Exercise aim. Find each line with the string "Recoil" and copy it.

Input data.

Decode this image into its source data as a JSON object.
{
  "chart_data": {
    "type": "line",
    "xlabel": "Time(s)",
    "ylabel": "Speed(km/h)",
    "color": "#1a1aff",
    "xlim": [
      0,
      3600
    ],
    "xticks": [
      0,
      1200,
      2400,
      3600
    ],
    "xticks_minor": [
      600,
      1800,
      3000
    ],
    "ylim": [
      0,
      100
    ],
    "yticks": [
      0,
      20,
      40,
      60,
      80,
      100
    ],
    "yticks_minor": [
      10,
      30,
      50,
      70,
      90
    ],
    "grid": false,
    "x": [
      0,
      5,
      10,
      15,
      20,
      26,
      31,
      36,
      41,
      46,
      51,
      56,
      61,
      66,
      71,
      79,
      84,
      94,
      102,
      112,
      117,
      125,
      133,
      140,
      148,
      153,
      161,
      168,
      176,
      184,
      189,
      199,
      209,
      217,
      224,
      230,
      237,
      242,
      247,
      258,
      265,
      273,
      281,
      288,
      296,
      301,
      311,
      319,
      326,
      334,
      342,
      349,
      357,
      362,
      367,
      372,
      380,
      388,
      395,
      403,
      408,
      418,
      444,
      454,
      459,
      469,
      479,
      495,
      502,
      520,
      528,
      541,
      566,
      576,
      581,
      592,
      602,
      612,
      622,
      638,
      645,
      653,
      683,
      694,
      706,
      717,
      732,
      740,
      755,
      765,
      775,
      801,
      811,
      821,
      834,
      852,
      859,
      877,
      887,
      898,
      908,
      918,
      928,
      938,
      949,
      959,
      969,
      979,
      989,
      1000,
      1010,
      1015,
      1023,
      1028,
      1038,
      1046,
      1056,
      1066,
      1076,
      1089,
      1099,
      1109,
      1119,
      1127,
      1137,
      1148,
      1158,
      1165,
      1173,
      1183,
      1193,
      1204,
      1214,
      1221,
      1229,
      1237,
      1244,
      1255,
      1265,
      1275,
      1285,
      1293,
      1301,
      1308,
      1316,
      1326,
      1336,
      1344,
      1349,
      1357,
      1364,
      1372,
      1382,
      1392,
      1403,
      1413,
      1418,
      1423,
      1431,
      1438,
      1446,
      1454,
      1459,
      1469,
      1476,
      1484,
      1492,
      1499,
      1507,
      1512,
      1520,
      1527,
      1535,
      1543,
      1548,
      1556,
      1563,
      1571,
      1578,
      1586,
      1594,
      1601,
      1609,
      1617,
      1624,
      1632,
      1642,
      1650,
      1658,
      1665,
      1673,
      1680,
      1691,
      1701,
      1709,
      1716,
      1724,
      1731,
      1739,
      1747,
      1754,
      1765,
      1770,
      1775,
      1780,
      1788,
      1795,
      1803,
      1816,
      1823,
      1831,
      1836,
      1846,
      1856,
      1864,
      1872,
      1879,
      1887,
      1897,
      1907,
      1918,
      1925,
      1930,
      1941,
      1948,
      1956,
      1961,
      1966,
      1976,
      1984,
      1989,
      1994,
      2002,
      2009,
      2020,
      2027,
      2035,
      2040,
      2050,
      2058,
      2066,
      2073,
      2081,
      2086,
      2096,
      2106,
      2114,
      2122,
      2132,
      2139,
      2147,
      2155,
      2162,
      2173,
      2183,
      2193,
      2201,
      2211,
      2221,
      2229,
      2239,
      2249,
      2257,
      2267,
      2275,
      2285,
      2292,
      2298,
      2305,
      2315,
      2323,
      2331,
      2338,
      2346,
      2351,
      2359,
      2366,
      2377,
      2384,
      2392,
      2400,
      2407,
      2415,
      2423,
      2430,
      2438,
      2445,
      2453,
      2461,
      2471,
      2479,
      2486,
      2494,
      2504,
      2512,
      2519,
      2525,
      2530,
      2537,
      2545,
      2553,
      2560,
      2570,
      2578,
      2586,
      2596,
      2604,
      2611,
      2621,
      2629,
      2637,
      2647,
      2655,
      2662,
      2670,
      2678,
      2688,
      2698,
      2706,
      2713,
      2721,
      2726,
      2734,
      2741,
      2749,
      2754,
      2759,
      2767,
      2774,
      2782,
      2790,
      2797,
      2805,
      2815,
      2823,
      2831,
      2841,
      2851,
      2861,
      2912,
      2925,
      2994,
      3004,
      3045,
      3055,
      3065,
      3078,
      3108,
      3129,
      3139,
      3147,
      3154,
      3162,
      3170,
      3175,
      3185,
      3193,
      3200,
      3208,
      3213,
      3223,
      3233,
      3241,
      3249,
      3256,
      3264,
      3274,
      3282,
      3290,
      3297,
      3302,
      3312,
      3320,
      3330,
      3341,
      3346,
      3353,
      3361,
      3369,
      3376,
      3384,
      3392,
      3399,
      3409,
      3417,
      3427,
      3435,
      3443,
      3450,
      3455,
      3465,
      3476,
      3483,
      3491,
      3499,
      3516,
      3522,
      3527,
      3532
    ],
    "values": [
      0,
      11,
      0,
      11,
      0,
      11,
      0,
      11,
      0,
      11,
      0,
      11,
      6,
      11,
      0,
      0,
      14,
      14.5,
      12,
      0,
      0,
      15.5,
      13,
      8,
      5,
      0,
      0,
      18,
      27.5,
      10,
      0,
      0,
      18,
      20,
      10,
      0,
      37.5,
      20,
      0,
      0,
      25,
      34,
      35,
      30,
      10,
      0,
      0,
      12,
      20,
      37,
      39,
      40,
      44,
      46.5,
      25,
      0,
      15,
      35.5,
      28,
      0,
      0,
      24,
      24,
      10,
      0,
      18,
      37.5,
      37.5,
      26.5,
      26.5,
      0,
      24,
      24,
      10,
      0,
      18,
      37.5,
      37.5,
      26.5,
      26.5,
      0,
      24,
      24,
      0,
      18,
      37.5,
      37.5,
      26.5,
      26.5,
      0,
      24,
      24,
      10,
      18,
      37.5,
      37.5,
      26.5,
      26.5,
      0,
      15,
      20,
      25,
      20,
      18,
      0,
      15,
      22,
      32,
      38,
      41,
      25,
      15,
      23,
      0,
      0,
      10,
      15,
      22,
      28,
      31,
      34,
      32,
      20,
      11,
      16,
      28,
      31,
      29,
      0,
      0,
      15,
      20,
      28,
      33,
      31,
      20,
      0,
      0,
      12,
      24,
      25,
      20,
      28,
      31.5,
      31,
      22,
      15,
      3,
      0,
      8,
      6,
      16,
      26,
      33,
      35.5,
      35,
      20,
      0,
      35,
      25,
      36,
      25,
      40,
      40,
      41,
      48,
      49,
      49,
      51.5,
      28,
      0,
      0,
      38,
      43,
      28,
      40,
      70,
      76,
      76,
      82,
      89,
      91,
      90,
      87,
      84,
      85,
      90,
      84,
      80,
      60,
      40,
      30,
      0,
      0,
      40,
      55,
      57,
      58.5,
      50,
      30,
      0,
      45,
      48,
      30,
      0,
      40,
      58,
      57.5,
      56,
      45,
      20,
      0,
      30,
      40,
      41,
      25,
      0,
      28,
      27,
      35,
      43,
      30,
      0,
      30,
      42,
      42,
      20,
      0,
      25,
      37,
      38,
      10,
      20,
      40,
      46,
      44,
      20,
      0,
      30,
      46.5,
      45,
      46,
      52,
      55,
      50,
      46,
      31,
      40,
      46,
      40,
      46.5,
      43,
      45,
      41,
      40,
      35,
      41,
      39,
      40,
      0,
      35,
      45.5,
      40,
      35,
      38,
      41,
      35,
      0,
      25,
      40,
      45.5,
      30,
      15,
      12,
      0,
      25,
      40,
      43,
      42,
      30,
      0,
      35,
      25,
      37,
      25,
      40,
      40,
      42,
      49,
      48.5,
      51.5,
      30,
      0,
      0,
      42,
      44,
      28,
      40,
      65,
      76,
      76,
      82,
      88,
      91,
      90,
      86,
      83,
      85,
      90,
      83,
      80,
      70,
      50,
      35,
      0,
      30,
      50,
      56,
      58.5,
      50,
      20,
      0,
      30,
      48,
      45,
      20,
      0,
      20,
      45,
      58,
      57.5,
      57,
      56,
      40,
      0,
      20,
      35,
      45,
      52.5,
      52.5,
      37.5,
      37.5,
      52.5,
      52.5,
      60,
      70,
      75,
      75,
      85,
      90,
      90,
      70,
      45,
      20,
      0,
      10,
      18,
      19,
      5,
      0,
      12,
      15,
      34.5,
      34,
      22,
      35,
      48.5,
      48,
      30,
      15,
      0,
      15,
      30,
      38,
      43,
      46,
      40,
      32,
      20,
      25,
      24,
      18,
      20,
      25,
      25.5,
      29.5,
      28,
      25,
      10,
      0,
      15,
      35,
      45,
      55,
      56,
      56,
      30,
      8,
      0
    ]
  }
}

* * *

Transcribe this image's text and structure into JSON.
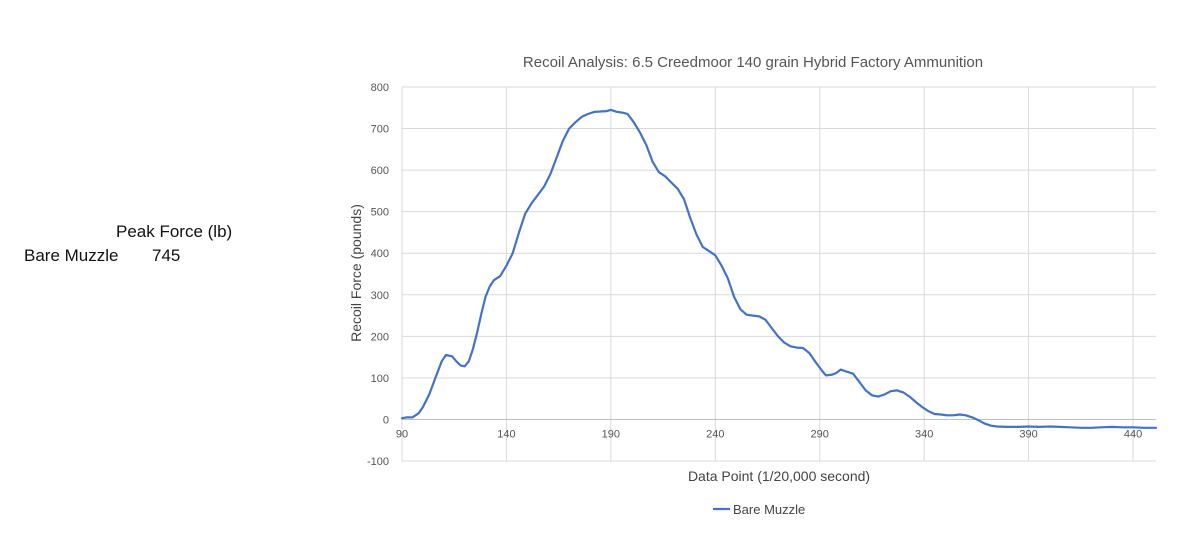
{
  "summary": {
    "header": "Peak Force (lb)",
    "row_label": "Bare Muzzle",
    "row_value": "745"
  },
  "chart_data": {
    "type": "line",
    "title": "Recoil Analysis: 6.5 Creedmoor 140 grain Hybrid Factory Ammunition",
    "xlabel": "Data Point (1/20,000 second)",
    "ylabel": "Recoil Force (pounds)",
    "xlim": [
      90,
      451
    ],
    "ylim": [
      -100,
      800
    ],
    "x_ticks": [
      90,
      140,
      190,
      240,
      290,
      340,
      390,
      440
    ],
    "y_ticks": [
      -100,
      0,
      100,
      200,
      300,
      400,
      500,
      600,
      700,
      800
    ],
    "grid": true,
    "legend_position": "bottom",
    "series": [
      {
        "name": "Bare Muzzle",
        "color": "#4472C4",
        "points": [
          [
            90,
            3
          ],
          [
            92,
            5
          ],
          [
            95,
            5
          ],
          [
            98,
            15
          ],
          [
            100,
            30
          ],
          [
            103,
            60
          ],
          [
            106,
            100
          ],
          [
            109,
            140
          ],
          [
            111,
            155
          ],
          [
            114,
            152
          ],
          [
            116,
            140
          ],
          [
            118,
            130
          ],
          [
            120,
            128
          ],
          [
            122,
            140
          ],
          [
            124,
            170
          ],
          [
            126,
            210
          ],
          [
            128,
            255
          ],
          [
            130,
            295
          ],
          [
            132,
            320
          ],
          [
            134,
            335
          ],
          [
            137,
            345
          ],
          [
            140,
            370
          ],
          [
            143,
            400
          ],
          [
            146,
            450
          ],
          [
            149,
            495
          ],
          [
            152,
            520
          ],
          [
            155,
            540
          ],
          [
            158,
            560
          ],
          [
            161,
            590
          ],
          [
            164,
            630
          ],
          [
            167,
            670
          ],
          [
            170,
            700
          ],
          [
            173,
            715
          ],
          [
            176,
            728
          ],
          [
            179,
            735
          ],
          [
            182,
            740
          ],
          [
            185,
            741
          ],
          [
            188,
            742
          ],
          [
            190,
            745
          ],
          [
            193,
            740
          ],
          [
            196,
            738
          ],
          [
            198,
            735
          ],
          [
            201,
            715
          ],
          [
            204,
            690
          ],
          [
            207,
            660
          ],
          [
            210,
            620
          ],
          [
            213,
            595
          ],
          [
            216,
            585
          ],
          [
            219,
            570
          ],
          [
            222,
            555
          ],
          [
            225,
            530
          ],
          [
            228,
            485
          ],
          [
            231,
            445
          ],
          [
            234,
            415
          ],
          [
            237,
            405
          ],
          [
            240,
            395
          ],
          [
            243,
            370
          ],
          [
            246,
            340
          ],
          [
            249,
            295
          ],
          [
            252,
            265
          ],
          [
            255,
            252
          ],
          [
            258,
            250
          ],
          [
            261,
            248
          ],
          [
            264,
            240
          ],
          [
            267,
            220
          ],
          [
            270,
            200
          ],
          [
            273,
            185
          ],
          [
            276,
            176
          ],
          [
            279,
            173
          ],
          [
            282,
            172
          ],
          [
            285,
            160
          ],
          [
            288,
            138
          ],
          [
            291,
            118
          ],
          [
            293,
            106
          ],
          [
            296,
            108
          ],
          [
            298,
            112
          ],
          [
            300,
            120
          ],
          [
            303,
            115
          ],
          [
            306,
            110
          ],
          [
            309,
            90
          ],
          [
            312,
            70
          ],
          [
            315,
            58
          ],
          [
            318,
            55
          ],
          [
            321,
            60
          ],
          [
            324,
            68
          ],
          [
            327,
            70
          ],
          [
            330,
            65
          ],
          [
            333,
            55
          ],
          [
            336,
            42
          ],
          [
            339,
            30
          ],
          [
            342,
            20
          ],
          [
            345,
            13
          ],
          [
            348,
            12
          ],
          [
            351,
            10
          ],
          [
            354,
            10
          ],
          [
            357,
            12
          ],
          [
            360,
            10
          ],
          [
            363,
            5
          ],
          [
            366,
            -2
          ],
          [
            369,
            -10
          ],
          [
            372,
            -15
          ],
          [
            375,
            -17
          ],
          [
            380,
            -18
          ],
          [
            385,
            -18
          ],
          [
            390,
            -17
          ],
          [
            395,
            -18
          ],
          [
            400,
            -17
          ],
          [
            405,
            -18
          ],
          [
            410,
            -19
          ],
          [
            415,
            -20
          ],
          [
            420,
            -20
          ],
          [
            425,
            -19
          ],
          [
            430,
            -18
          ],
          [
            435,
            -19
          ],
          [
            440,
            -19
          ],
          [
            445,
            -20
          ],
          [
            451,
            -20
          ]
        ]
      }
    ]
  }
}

Task output.
    "title": "Recoil Analysis: 6.5 Creedmoor 140 grain Hybrid Factory Ammunition",
    "ylabel": "Recoil Force (pounds)",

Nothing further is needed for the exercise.